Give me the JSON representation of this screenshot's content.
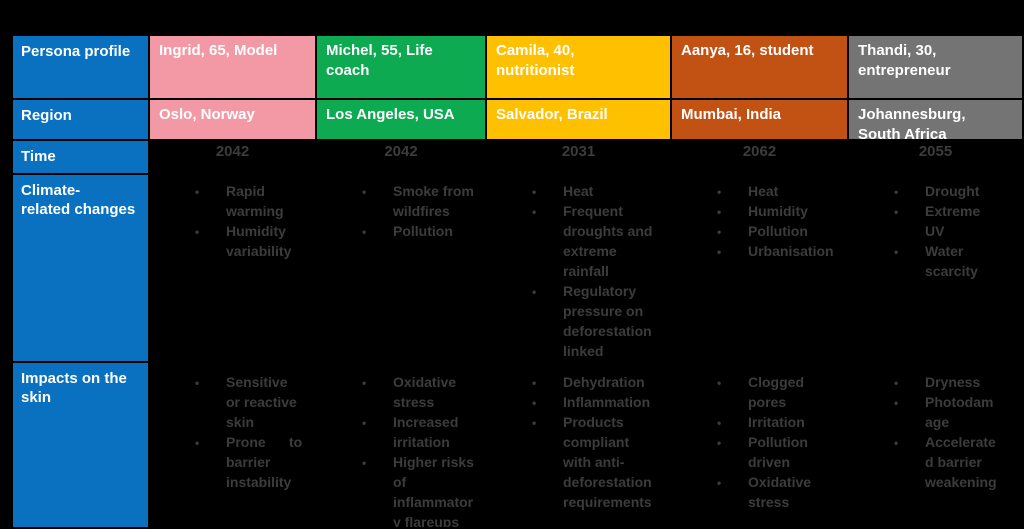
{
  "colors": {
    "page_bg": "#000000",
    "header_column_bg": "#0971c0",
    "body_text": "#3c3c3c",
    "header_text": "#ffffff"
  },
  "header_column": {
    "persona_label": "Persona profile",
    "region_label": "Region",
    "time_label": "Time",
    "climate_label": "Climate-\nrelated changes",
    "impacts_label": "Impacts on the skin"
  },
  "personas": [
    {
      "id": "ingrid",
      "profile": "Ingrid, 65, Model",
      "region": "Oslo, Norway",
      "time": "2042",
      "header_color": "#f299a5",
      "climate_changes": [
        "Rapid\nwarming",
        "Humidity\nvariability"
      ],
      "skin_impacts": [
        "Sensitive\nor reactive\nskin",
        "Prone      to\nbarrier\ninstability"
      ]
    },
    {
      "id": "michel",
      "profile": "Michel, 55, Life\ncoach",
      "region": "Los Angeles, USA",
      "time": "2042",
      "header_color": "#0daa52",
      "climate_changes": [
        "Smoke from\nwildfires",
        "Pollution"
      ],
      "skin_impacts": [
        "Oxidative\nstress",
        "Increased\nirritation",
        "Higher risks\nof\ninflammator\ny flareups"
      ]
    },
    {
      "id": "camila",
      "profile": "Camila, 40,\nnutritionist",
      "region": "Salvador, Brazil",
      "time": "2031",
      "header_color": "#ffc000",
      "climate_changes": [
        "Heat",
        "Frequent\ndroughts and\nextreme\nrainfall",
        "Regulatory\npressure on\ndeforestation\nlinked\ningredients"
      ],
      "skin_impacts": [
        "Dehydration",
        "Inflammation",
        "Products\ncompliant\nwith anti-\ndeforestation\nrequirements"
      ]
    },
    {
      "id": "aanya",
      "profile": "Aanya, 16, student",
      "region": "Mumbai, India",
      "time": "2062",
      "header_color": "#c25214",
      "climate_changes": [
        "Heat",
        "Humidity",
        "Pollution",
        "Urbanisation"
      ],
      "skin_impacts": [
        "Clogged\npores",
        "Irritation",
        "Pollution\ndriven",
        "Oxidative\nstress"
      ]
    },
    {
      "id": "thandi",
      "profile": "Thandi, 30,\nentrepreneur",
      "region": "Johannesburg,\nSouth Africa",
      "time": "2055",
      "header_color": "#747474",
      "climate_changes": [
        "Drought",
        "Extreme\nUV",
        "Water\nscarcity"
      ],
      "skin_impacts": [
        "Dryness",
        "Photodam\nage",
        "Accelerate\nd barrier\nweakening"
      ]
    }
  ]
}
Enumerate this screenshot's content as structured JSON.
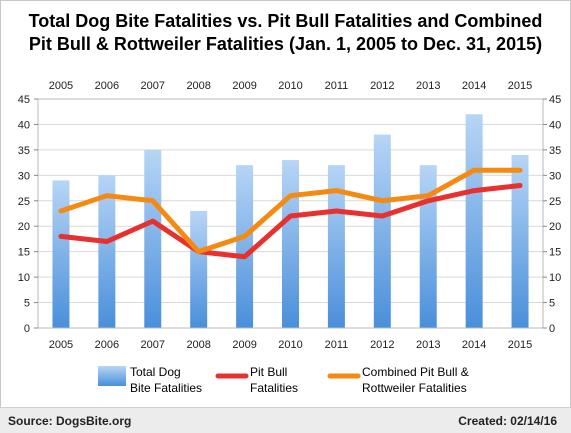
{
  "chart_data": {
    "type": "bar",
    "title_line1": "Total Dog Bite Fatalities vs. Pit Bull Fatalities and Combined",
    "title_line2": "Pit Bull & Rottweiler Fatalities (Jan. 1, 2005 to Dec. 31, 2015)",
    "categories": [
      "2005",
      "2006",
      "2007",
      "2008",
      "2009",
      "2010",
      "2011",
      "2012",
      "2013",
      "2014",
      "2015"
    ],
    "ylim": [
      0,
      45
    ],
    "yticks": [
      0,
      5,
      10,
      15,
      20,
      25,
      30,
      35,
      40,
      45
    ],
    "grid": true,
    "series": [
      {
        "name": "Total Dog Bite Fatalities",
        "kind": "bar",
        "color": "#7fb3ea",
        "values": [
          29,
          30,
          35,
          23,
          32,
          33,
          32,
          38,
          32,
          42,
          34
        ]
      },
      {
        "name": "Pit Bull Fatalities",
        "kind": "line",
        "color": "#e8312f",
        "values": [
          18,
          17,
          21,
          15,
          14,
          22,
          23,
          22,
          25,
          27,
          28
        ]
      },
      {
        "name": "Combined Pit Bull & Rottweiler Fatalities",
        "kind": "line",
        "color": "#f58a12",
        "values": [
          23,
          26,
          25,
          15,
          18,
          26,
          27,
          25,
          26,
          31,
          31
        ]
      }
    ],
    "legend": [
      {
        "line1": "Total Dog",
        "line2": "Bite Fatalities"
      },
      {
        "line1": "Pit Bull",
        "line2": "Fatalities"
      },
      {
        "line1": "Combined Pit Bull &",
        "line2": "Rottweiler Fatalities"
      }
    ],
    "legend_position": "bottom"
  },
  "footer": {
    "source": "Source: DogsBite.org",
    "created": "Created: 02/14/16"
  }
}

Work to be completed:
Leave the pictures out and reproduce each record exactly as written.

Response below:
Give me the JSON representation of this screenshot's content.
{
  "colors": {
    "page_bg": "#000000",
    "header_column_bg": "#0971c0",
    "body_text": "#3c3c3c",
    "header_text": "#ffffff"
  },
  "header_column": {
    "persona_label": "Persona profile",
    "region_label": "Region",
    "time_label": "Time",
    "climate_label": "Climate-\nrelated changes",
    "impacts_label": "Impacts on the skin"
  },
  "personas": [
    {
      "id": "ingrid",
      "profile": "Ingrid, 65, Model",
      "region": "Oslo, Norway",
      "time": "2042",
      "header_color": "#f299a5",
      "climate_changes": [
        "Rapid\nwarming",
        "Humidity\nvariability"
      ],
      "skin_impacts": [
        "Sensitive\nor reactive\nskin",
        "Prone      to\nbarrier\ninstability"
      ]
    },
    {
      "id": "michel",
      "profile": "Michel, 55, Life\ncoach",
      "region": "Los Angeles, USA",
      "time": "2042",
      "header_color": "#0daa52",
      "climate_changes": [
        "Smoke from\nwildfires",
        "Pollution"
      ],
      "skin_impacts": [
        "Oxidative\nstress",
        "Increased\nirritation",
        "Higher risks\nof\ninflammator\ny flareups"
      ]
    },
    {
      "id": "camila",
      "profile": "Camila, 40,\nnutritionist",
      "region": "Salvador, Brazil",
      "time": "2031",
      "header_color": "#ffc000",
      "climate_changes": [
        "Heat",
        "Frequent\ndroughts and\nextreme\nrainfall",
        "Regulatory\npressure on\ndeforestation\nlinked\ningredients"
      ],
      "skin_impacts": [
        "Dehydration",
        "Inflammation",
        "Products\ncompliant\nwith anti-\ndeforestation\nrequirements"
      ]
    },
    {
      "id": "aanya",
      "profile": "Aanya, 16, student",
      "region": "Mumbai, India",
      "time": "2062",
      "header_color": "#c25214",
      "climate_changes": [
        "Heat",
        "Humidity",
        "Pollution",
        "Urbanisation"
      ],
      "skin_impacts": [
        "Clogged\npores",
        "Irritation",
        "Pollution\ndriven",
        "Oxidative\nstress"
      ]
    },
    {
      "id": "thandi",
      "profile": "Thandi, 30,\nentrepreneur",
      "region": "Johannesburg,\nSouth Africa",
      "time": "2055",
      "header_color": "#747474",
      "climate_changes": [
        "Drought",
        "Extreme\nUV",
        "Water\nscarcity"
      ],
      "skin_impacts": [
        "Dryness",
        "Photodam\nage",
        "Accelerate\nd barrier\nweakening"
      ]
    }
  ]
}
Enumerate this screenshot's content as structured JSON.
{
  "chart_data": {
    "type": "bar",
    "title_line1": "Total Dog Bite Fatalities vs. Pit Bull Fatalities and Combined",
    "title_line2": "Pit Bull & Rottweiler Fatalities (Jan. 1, 2005 to Dec. 31, 2015)",
    "categories": [
      "2005",
      "2006",
      "2007",
      "2008",
      "2009",
      "2010",
      "2011",
      "2012",
      "2013",
      "2014",
      "2015"
    ],
    "ylim": [
      0,
      45
    ],
    "yticks": [
      0,
      5,
      10,
      15,
      20,
      25,
      30,
      35,
      40,
      45
    ],
    "grid": true,
    "series": [
      {
        "name": "Total Dog Bite Fatalities",
        "kind": "bar",
        "color": "#7fb3ea",
        "values": [
          29,
          30,
          35,
          23,
          32,
          33,
          32,
          38,
          32,
          42,
          34
        ]
      },
      {
        "name": "Pit Bull Fatalities",
        "kind": "line",
        "color": "#e8312f",
        "values": [
          18,
          17,
          21,
          15,
          14,
          22,
          23,
          22,
          25,
          27,
          28
        ]
      },
      {
        "name": "Combined Pit Bull & Rottweiler Fatalities",
        "kind": "line",
        "color": "#f58a12",
        "values": [
          23,
          26,
          25,
          15,
          18,
          26,
          27,
          25,
          26,
          31,
          31
        ]
      }
    ],
    "legend": [
      {
        "line1": "Total Dog",
        "line2": "Bite Fatalities"
      },
      {
        "line1": "Pit Bull",
        "line2": "Fatalities"
      },
      {
        "line1": "Combined Pit Bull &",
        "line2": "Rottweiler Fatalities"
      }
    ],
    "legend_position": "bottom"
  },
  "footer": {
    "source": "Source: DogsBite.org",
    "created": "Created: 02/14/16"
  }
}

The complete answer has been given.